Material provided -
------------------------

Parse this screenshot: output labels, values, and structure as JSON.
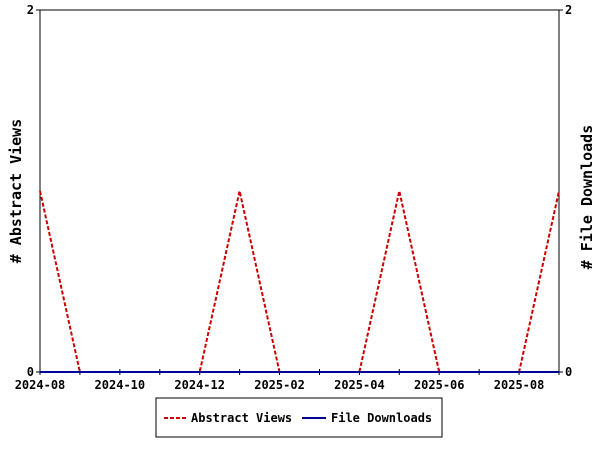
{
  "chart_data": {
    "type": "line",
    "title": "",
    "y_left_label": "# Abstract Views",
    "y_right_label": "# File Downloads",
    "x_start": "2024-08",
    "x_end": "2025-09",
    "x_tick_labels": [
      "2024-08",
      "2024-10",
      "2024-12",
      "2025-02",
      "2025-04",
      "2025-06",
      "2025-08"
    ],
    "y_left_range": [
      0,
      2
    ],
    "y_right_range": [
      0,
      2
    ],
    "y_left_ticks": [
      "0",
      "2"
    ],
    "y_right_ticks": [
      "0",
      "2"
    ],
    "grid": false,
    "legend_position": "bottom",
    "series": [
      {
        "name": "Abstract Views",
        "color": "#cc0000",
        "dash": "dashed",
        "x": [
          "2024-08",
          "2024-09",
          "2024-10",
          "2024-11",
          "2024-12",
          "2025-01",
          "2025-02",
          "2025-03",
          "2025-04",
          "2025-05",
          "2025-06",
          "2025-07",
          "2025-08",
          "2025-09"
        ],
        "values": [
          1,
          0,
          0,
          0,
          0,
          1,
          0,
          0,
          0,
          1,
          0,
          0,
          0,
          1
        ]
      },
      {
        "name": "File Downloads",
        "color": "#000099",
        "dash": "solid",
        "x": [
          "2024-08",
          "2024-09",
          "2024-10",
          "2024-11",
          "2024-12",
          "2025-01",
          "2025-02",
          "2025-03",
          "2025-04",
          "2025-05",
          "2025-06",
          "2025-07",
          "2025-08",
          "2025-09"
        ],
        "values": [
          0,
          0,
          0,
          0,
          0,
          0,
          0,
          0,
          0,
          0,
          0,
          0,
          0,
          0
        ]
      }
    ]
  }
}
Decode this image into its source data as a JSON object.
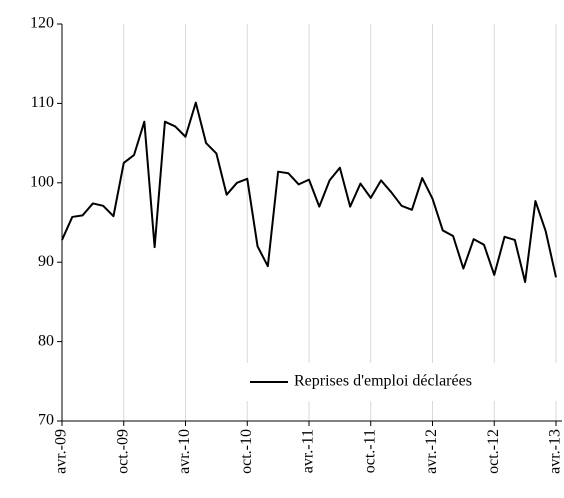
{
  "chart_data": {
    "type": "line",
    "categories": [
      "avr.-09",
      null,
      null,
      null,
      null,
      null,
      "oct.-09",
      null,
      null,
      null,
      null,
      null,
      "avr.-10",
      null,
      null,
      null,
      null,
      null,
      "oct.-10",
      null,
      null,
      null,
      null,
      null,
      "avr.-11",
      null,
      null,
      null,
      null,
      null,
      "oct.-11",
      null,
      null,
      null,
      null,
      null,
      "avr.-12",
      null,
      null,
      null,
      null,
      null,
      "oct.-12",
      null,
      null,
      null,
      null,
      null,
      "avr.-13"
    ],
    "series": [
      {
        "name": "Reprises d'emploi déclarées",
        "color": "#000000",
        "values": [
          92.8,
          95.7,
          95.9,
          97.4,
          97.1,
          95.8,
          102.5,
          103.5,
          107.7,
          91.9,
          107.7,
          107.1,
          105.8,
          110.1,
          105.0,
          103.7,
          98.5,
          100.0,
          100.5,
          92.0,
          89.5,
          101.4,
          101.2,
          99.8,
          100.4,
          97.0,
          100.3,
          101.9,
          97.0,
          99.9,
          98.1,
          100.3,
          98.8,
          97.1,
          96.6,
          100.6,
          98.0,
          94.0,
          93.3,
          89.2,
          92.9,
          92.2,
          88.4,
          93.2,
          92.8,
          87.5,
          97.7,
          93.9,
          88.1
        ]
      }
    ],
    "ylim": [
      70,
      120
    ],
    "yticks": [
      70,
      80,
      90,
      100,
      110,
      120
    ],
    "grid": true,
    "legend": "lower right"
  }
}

------------------------

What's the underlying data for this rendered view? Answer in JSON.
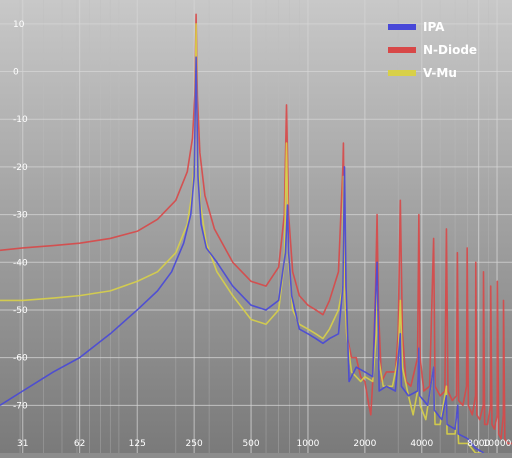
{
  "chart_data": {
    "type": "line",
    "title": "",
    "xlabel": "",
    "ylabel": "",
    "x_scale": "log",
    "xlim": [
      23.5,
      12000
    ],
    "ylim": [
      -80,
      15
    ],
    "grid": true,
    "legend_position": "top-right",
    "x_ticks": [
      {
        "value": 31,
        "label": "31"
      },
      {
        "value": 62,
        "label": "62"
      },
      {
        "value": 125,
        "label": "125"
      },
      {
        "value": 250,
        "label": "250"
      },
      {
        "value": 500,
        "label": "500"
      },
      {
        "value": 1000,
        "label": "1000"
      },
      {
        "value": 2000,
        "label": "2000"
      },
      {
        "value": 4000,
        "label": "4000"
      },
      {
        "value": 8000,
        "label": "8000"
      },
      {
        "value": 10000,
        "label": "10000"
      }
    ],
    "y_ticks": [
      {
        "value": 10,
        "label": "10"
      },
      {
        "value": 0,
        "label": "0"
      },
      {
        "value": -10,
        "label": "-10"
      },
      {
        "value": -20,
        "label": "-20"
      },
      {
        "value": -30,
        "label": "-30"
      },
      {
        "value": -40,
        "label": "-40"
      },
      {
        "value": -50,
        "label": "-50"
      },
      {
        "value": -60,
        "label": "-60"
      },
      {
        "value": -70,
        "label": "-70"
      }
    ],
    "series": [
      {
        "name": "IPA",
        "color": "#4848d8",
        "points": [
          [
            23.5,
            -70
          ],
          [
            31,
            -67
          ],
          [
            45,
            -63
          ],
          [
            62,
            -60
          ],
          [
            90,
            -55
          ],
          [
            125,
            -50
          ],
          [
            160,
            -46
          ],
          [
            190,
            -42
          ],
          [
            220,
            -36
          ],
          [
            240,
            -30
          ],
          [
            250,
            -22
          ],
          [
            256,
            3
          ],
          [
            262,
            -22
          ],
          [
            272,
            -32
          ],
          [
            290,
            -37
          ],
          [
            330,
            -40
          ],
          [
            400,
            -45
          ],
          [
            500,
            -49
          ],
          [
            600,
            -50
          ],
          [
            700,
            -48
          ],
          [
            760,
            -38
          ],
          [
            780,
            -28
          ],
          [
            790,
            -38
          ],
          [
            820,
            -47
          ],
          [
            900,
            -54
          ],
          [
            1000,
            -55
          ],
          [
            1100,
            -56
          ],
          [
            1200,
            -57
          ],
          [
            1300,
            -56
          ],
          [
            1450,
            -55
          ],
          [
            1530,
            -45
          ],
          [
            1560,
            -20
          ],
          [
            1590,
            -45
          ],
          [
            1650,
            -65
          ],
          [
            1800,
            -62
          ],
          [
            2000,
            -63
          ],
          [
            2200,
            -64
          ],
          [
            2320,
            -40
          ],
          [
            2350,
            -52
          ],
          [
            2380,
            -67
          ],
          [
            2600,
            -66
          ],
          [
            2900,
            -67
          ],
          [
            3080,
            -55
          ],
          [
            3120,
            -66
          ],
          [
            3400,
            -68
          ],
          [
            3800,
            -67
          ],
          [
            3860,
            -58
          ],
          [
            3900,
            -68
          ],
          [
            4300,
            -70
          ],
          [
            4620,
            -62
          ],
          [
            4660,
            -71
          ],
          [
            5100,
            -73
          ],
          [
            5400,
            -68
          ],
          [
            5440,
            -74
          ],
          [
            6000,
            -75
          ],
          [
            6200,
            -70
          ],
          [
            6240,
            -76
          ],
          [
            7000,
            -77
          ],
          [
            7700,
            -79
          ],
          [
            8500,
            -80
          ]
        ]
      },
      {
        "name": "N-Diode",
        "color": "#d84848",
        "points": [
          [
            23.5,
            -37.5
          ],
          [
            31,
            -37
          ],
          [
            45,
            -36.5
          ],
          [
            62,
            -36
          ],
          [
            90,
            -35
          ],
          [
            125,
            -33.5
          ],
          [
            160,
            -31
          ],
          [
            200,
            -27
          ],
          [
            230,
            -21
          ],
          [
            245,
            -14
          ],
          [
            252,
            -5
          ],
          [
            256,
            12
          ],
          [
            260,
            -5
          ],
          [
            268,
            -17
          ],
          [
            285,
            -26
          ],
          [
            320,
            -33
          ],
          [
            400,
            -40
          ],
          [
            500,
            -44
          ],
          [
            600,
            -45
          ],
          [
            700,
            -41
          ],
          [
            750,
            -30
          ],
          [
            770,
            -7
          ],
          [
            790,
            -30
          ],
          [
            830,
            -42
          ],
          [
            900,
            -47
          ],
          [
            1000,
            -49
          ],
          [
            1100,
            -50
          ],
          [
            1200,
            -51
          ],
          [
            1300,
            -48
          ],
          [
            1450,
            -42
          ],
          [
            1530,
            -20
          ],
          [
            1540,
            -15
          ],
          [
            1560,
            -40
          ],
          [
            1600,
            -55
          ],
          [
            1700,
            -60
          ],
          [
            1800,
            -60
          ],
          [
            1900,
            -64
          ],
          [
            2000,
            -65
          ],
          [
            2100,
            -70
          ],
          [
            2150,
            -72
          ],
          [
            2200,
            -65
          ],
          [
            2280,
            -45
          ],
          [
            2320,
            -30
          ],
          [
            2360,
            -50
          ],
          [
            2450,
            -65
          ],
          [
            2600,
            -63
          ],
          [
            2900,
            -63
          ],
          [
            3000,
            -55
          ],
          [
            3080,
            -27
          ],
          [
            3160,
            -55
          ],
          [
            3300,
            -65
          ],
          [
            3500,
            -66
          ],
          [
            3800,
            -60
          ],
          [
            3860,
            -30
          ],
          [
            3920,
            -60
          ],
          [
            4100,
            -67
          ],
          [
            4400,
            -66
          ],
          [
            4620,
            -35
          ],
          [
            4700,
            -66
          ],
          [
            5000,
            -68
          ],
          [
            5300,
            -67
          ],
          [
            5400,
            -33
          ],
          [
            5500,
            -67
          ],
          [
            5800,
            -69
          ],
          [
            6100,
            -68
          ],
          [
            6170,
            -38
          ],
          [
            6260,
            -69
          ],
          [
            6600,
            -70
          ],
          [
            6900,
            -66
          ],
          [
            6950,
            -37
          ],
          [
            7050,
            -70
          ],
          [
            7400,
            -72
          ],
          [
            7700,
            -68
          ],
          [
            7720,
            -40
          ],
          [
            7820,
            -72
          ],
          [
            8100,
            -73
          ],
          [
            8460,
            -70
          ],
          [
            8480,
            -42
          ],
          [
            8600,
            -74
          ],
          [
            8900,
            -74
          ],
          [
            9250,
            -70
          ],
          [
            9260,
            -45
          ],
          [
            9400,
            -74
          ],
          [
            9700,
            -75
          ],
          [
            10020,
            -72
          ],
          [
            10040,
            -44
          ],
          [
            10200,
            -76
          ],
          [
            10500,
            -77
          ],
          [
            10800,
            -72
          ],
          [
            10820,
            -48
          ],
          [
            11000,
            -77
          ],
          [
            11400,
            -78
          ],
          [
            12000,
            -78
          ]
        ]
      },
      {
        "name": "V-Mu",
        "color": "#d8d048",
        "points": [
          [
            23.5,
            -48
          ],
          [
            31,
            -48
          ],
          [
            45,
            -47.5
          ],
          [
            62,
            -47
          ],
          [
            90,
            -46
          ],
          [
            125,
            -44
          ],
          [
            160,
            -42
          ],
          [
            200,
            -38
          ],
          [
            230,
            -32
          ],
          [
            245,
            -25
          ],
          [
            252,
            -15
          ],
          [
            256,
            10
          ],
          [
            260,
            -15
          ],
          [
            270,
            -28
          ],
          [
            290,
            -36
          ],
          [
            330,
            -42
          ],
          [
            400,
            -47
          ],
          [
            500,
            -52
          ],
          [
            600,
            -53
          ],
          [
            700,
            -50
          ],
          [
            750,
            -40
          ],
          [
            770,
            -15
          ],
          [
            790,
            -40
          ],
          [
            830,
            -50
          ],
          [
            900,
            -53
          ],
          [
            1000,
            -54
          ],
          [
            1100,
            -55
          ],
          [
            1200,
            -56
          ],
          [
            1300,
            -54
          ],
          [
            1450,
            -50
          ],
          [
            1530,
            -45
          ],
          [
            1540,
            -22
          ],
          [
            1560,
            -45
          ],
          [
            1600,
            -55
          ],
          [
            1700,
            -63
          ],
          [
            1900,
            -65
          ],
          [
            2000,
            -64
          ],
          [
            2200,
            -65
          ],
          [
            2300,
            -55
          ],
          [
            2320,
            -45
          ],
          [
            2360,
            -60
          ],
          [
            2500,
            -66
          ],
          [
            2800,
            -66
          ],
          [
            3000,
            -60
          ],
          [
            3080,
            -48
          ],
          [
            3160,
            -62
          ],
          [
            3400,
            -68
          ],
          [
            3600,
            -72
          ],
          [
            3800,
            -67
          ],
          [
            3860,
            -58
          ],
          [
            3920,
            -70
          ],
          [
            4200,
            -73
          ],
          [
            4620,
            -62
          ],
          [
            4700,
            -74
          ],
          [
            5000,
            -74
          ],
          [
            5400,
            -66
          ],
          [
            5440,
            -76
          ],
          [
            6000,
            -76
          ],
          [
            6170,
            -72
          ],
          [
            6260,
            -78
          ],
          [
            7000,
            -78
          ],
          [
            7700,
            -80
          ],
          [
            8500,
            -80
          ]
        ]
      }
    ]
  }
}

------------------------

Goal of the exercise - Copy out every line from the material above in which the word "Downloads" appears.

Output -
    "y_right_label": "# File Downloads",
        "name": "File Downloads",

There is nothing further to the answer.